# AIM OF THE TASK
Only a number is required: how many lines of the material contain the word "INVESTIMENTO"?

——————————

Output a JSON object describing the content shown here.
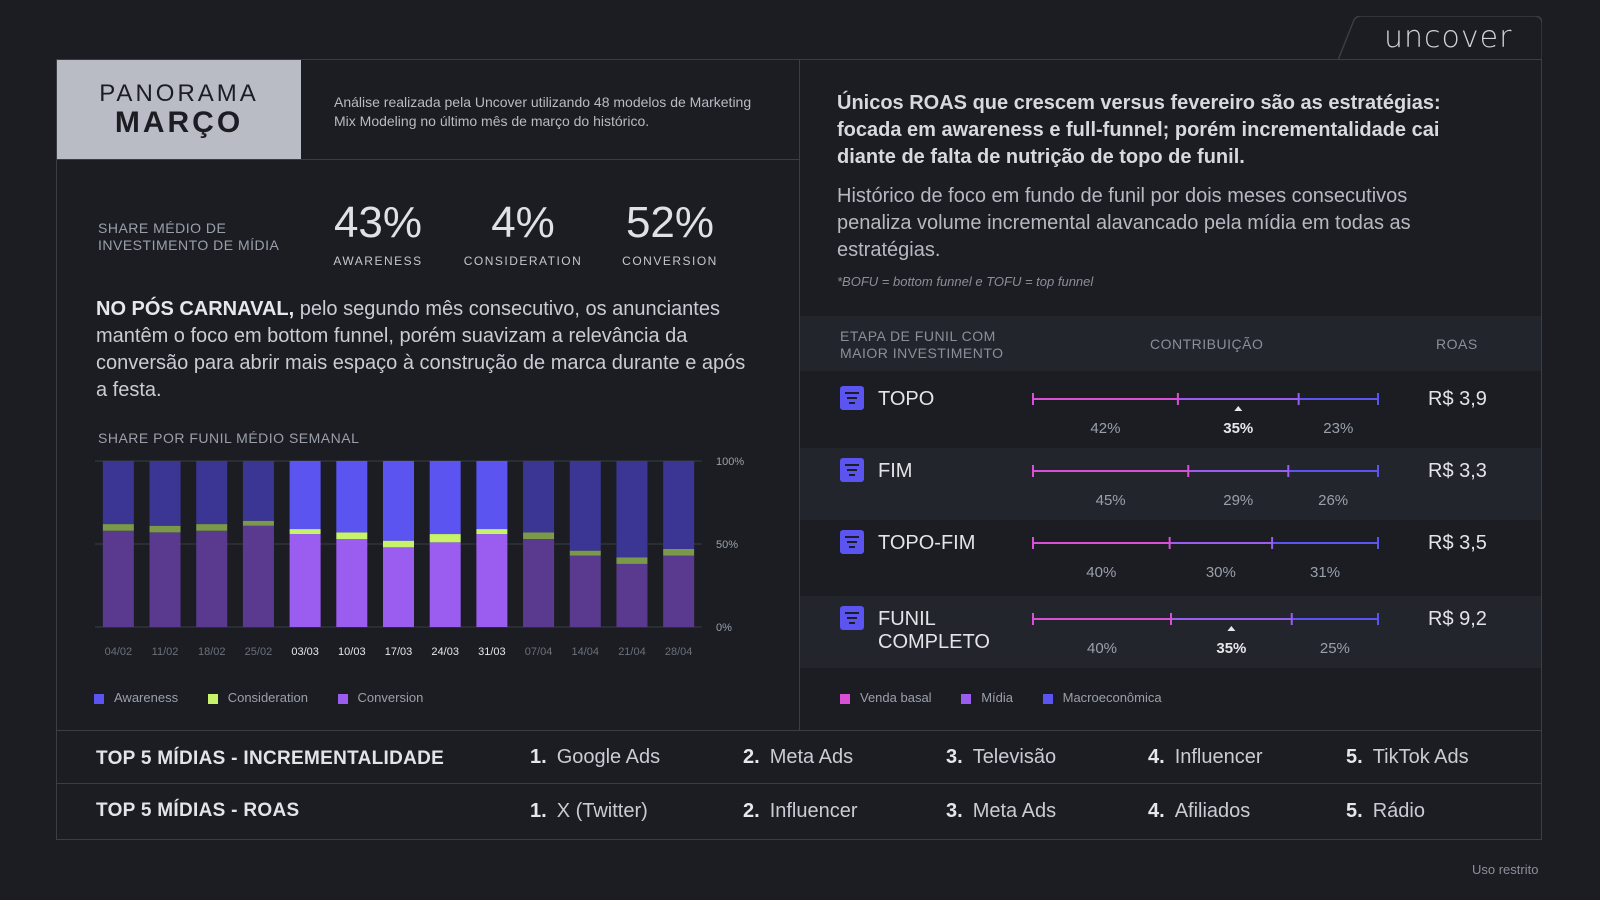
{
  "brand": "uncover",
  "header": {
    "title_line1": "PANORAMA",
    "title_line2": "MARÇO",
    "intro": "Análise realizada pela Uncover utilizando 48 modelos de Marketing Mix Modeling no último mês de março do histórico."
  },
  "share": {
    "label_line1": "SHARE MÉDIO DE",
    "label_line2": "INVESTIMENTO DE MÍDIA",
    "items": [
      {
        "value": "43%",
        "label": "AWARENESS"
      },
      {
        "value": "4%",
        "label": "CONSIDERATION"
      },
      {
        "value": "52%",
        "label": "CONVERSION"
      }
    ]
  },
  "summary": {
    "lead": "NO PÓS CARNAVAL,",
    "text": " pelo segundo mês consecutivo, os anunciantes mantêm o foco em bottom funnel, porém suavizam a relevância da conversão para abrir mais espaço à construção de marca durante e após a festa."
  },
  "chart_data": {
    "type": "bar",
    "stacked": true,
    "title": "SHARE POR FUNIL MÉDIO SEMANAL",
    "categories": [
      "04/02",
      "11/02",
      "18/02",
      "25/02",
      "03/03",
      "10/03",
      "17/03",
      "24/03",
      "31/03",
      "07/04",
      "14/04",
      "21/04",
      "28/04"
    ],
    "highlighted": [
      "03/03",
      "10/03",
      "17/03",
      "24/03",
      "31/03"
    ],
    "series": [
      {
        "name": "Conversion",
        "values": [
          58,
          57,
          58,
          61,
          56,
          53,
          48,
          51,
          56,
          53,
          43,
          38,
          43
        ]
      },
      {
        "name": "Consideration",
        "values": [
          4,
          4,
          4,
          3,
          3,
          4,
          4,
          5,
          3,
          4,
          3,
          4,
          4
        ]
      },
      {
        "name": "Awareness",
        "values": [
          38,
          39,
          38,
          36,
          41,
          43,
          48,
          44,
          41,
          43,
          54,
          58,
          53
        ]
      }
    ],
    "y_ticks": [
      "100%",
      "50%",
      "0%"
    ],
    "ylim": [
      0,
      100
    ],
    "legend": [
      "Awareness",
      "Consideration",
      "Conversion"
    ],
    "colors": {
      "Awareness": "#3b3594",
      "Consideration": "#7a9a4a",
      "Conversion": "#5a3a8e",
      "Awareness_hl": "#5b54f0",
      "Consideration_hl": "#c6f36a",
      "Conversion_hl": "#9b5cf0"
    }
  },
  "right": {
    "headline": "Únicos ROAS que crescem versus fevereiro são as estratégias: focada em awareness e full-funnel; porém incrementalidade cai diante de falta de nutrição de topo de funil.",
    "paragraph": "Histórico de foco em fundo de funil por dois meses consecutivos penaliza volume incremental alavancado pela mídia em todas as estratégias.",
    "footnote": "*BOFU = bottom funnel e TOFU = top funnel"
  },
  "table": {
    "col1_line1": "ETAPA DE FUNIL COM",
    "col1_line2": "MAIOR INVESTIMENTO",
    "col2": "CONTRIBUIÇÃO",
    "col3": "ROAS",
    "rows": [
      {
        "name_line1": "TOPO",
        "name_line2": "",
        "roas": "R$ 3,9",
        "splits": [
          42,
          35,
          23
        ],
        "labels": [
          "42%",
          "35%",
          "23%"
        ],
        "highlight": 1
      },
      {
        "name_line1": "FIM",
        "name_line2": "",
        "roas": "R$ 3,3",
        "splits": [
          45,
          29,
          26
        ],
        "labels": [
          "45%",
          "29%",
          "26%"
        ],
        "highlight": -1
      },
      {
        "name_line1": "TOPO-FIM",
        "name_line2": "",
        "roas": "R$ 3,5",
        "splits": [
          40,
          30,
          31
        ],
        "labels": [
          "40%",
          "30%",
          "31%"
        ],
        "highlight": -1
      },
      {
        "name_line1": "FUNIL",
        "name_line2": "COMPLETO",
        "roas": "R$ 9,2",
        "splits": [
          40,
          35,
          25
        ],
        "labels": [
          "40%",
          "35%",
          "25%"
        ],
        "highlight": 1
      }
    ],
    "legend": [
      "Venda basal",
      "Mídia",
      "Macroeconômica"
    ],
    "colors": {
      "basal": "#d94fd6",
      "midia": "#9b5cf0",
      "macro": "#5b54f0"
    }
  },
  "top5": {
    "incremental_title": "TOP 5 MÍDIAS - INCREMENTALIDADE",
    "incremental": [
      {
        "n": "1.",
        "name": "Google Ads"
      },
      {
        "n": "2.",
        "name": "Meta Ads"
      },
      {
        "n": "3.",
        "name": "Televisão"
      },
      {
        "n": "4.",
        "name": "Influencer"
      },
      {
        "n": "5.",
        "name": "TikTok Ads"
      }
    ],
    "roas_title": "TOP 5 MÍDIAS - ROAS",
    "roas": [
      {
        "n": "1.",
        "name": "X (Twitter)"
      },
      {
        "n": "2.",
        "name": "Influencer"
      },
      {
        "n": "3.",
        "name": "Meta Ads"
      },
      {
        "n": "4.",
        "name": "Afiliados"
      },
      {
        "n": "5.",
        "name": "Rádio"
      }
    ]
  },
  "footer": {
    "restricted": "Uso restrito"
  }
}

——————————

# EXERCISE OUTPUT
2